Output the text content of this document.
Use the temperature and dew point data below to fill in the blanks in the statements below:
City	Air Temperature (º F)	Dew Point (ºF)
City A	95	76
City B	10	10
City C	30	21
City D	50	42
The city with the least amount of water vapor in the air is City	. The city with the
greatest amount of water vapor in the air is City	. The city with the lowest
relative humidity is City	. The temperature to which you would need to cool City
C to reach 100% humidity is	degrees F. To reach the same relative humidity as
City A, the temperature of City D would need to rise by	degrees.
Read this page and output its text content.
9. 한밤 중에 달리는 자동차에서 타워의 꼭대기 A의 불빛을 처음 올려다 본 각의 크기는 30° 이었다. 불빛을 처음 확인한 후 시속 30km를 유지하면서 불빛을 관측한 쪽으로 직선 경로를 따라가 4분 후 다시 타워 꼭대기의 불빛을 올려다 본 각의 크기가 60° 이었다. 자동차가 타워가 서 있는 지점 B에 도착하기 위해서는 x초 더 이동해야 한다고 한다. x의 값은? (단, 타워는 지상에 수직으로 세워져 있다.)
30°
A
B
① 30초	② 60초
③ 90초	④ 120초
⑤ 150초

== == ==

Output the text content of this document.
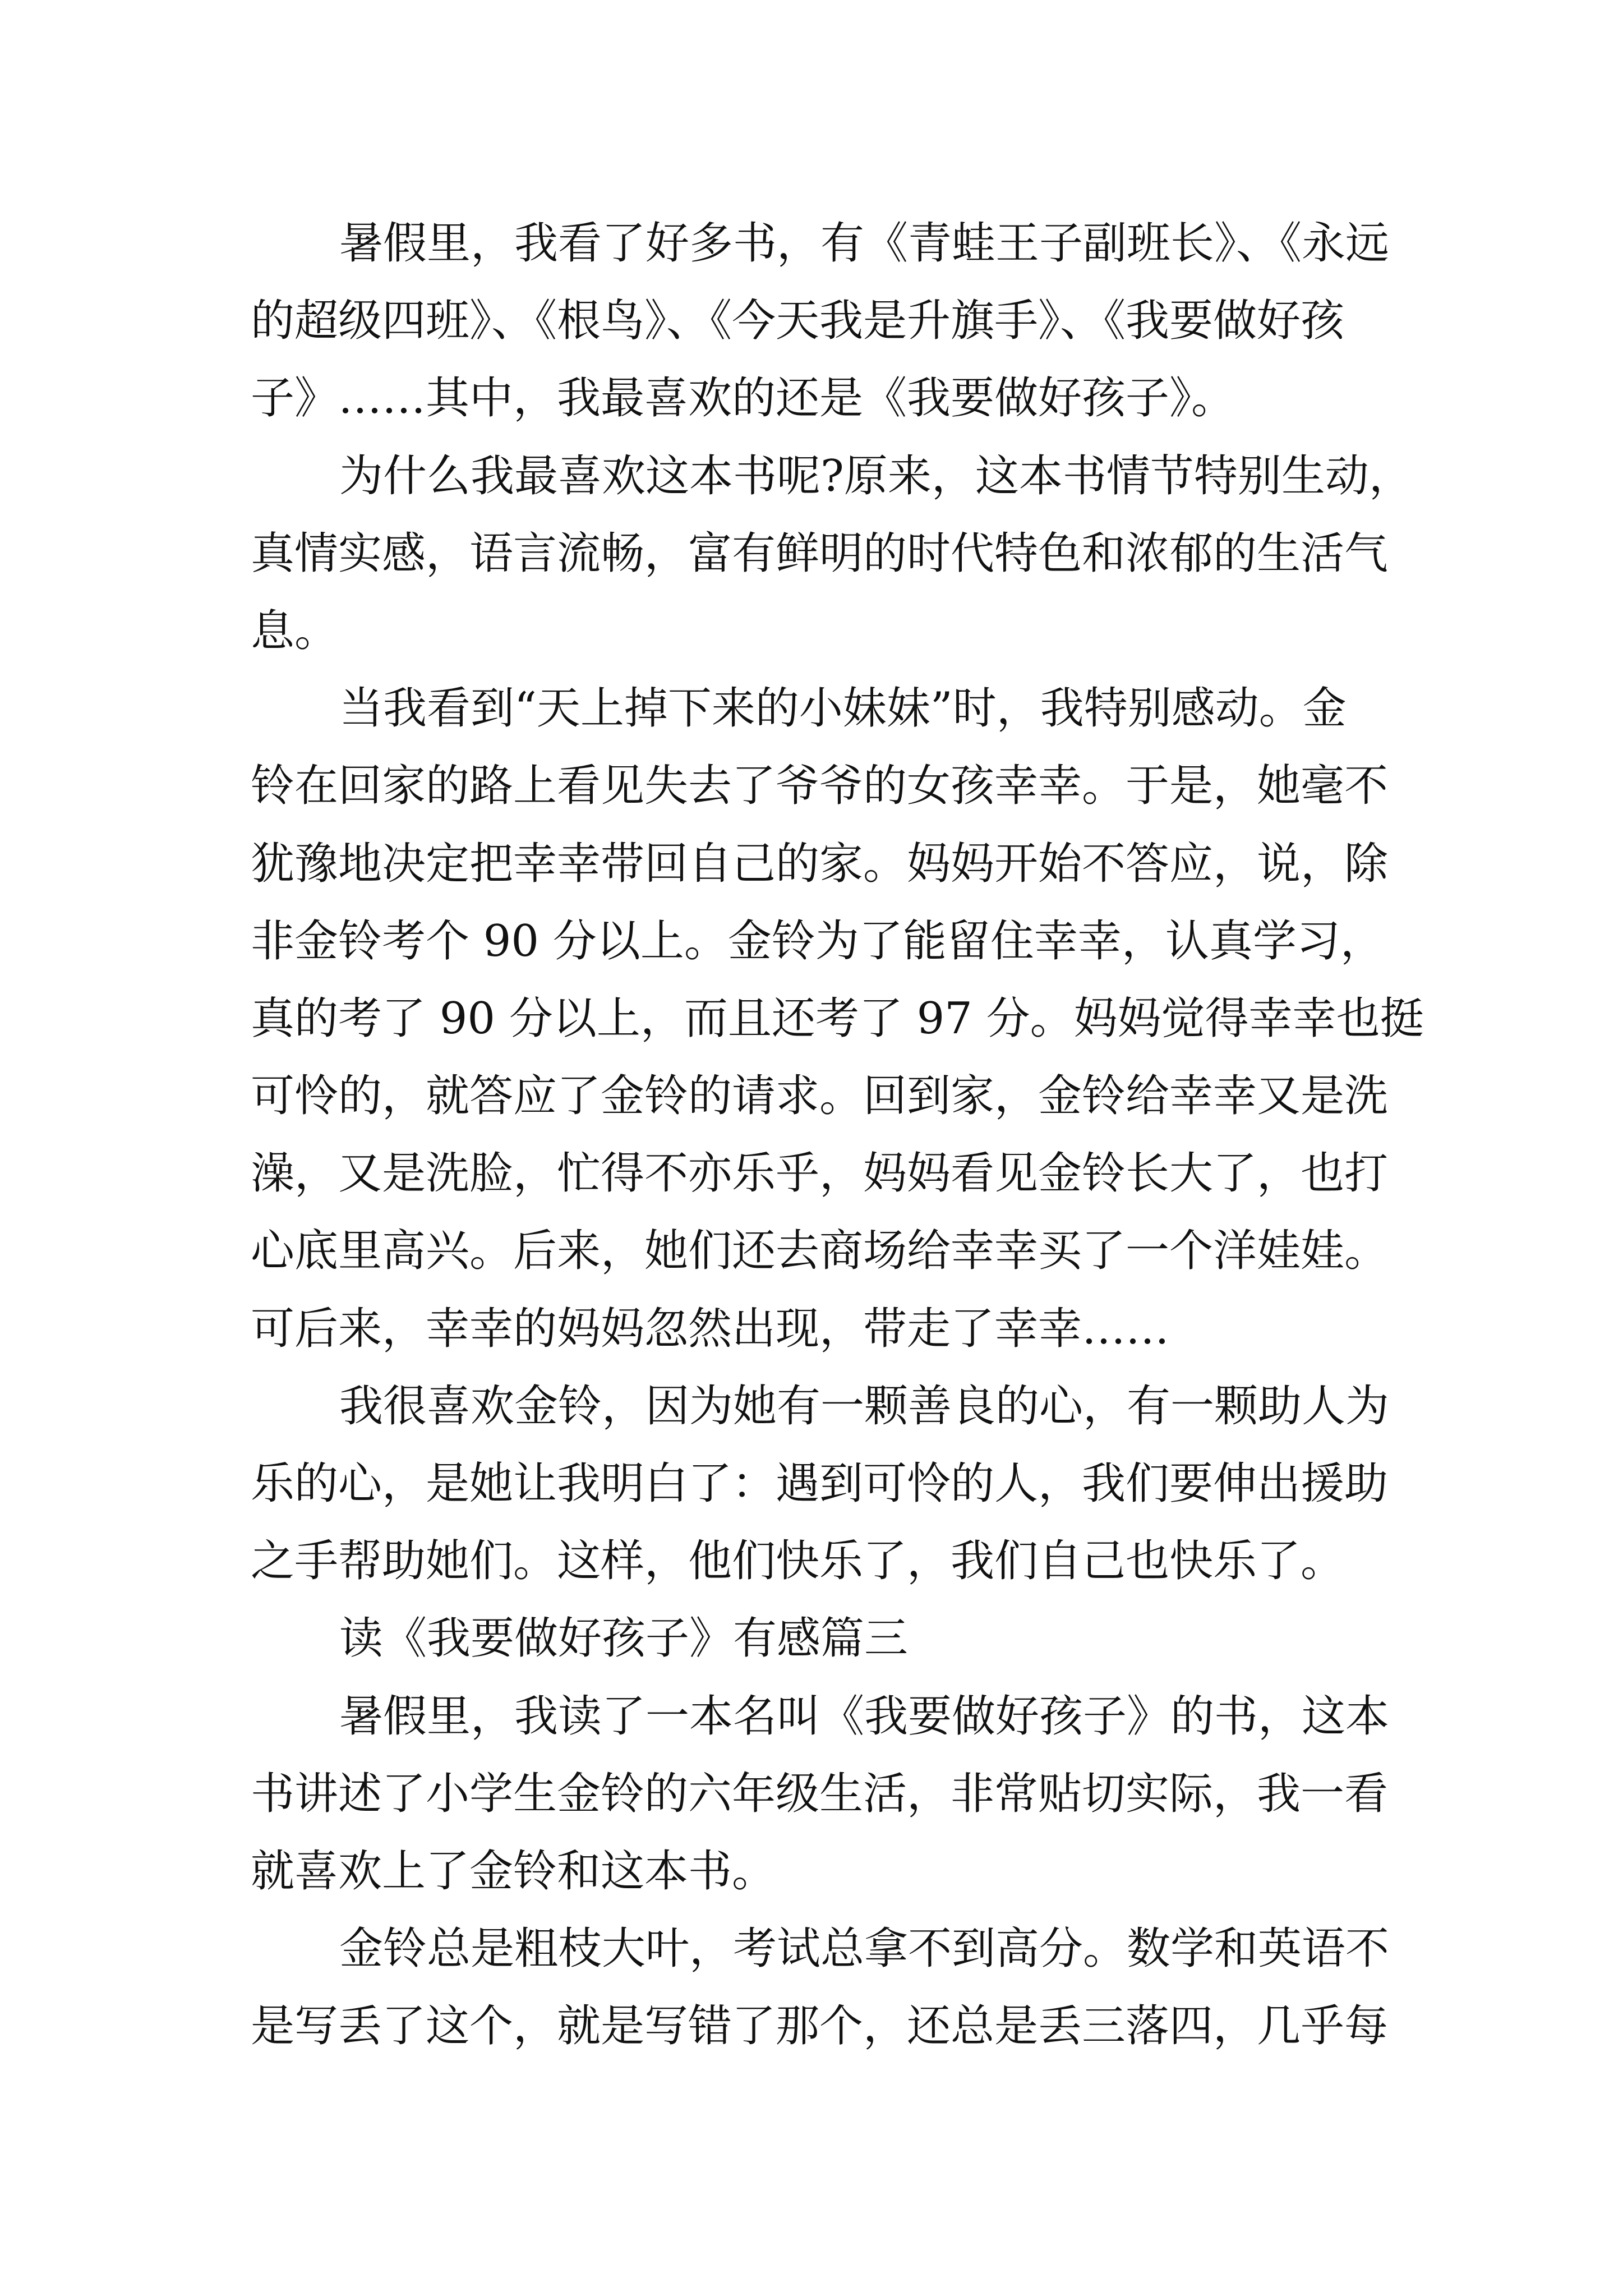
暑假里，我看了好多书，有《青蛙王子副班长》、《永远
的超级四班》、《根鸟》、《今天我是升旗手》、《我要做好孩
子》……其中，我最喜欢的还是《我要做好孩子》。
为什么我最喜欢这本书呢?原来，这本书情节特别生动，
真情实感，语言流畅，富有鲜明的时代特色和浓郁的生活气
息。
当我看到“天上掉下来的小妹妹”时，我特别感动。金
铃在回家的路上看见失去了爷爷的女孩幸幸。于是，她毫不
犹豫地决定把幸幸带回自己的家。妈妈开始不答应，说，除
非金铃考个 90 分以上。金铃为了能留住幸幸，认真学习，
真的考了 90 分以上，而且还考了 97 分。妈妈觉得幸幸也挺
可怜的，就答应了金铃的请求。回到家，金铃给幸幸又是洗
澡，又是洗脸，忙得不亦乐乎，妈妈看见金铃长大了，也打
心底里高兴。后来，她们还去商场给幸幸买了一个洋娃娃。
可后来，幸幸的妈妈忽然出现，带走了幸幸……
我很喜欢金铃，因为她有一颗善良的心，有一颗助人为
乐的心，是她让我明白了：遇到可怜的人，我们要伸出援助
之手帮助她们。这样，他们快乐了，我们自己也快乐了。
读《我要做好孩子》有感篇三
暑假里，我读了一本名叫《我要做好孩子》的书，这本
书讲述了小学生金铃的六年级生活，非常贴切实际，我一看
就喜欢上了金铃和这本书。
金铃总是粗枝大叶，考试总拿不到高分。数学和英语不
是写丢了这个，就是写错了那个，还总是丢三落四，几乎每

== == ==

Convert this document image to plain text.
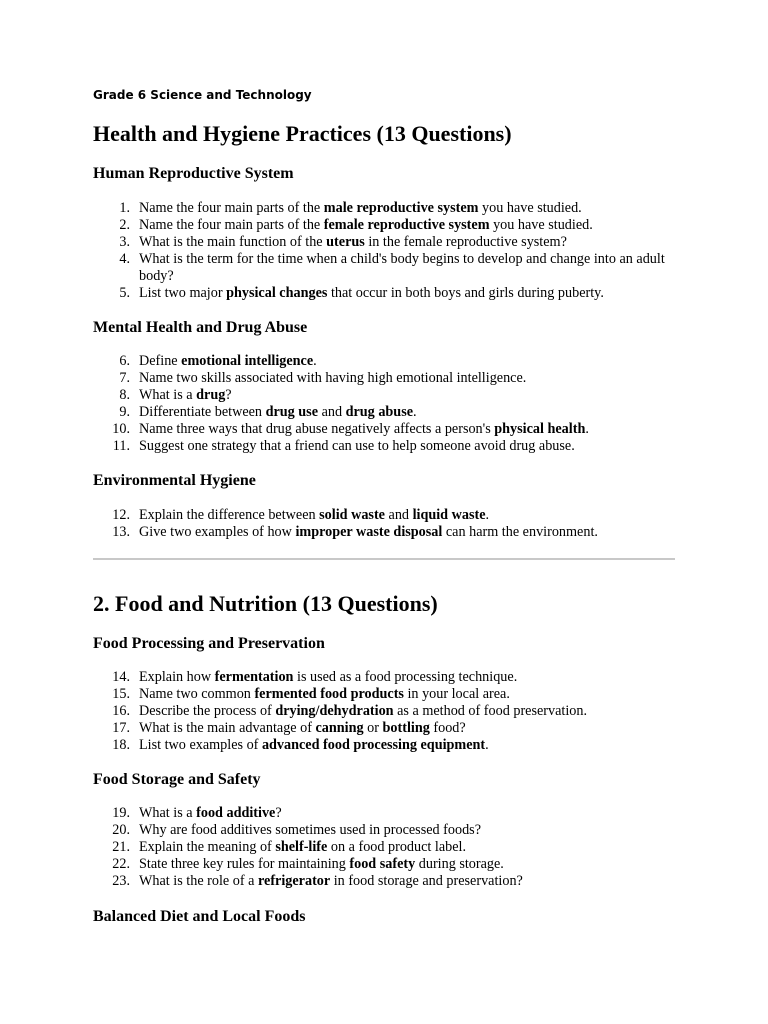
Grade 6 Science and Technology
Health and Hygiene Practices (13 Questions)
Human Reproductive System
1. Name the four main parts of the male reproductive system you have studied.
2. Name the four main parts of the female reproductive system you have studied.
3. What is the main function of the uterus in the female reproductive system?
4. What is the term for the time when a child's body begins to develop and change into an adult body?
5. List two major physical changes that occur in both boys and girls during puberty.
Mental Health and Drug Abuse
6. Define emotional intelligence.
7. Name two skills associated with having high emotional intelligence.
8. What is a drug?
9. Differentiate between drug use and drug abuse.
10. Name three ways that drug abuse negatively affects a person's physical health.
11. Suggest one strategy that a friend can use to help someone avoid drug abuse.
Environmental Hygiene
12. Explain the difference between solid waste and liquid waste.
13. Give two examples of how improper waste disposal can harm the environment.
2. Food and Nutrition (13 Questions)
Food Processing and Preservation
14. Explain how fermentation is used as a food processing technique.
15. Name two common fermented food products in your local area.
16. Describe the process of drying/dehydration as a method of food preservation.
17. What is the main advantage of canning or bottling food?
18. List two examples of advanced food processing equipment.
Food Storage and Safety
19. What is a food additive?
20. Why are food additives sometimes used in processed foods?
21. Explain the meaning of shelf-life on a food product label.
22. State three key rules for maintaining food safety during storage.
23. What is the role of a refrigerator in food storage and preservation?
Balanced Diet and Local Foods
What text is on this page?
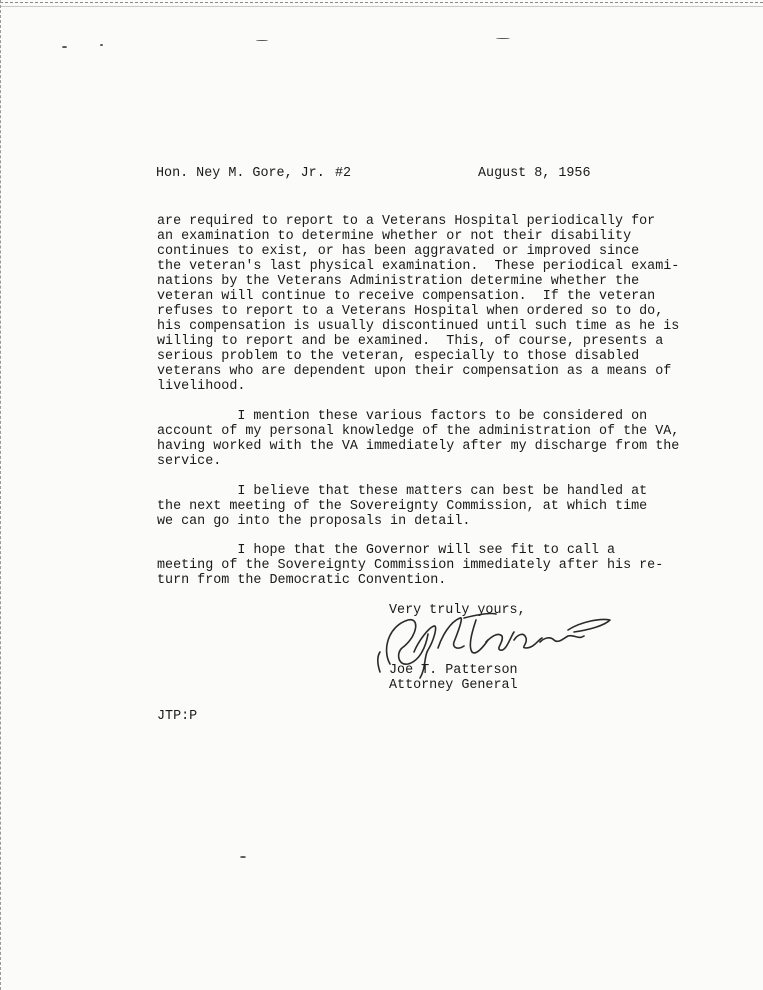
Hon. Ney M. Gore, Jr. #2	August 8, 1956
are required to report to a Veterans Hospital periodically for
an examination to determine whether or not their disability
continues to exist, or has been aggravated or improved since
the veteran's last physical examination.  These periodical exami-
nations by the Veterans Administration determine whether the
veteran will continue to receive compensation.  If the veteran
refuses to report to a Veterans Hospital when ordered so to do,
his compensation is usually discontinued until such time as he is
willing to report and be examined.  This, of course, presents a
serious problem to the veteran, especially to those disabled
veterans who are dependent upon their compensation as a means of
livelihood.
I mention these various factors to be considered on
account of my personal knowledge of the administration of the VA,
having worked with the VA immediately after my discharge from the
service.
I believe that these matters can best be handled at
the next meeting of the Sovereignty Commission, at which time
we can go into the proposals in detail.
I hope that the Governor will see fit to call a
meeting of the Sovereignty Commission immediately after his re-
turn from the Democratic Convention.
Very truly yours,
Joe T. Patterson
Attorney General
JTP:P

== == ==

■ WHAT THE TASK ASKS ■
Which lines contain the word "Sovereignty"? Copy each of them.

■ EXERCISE RESULT ■
the next meeting of the Sovereignty Commission, at which time
meeting of the Sovereignty Commission immediately after his re-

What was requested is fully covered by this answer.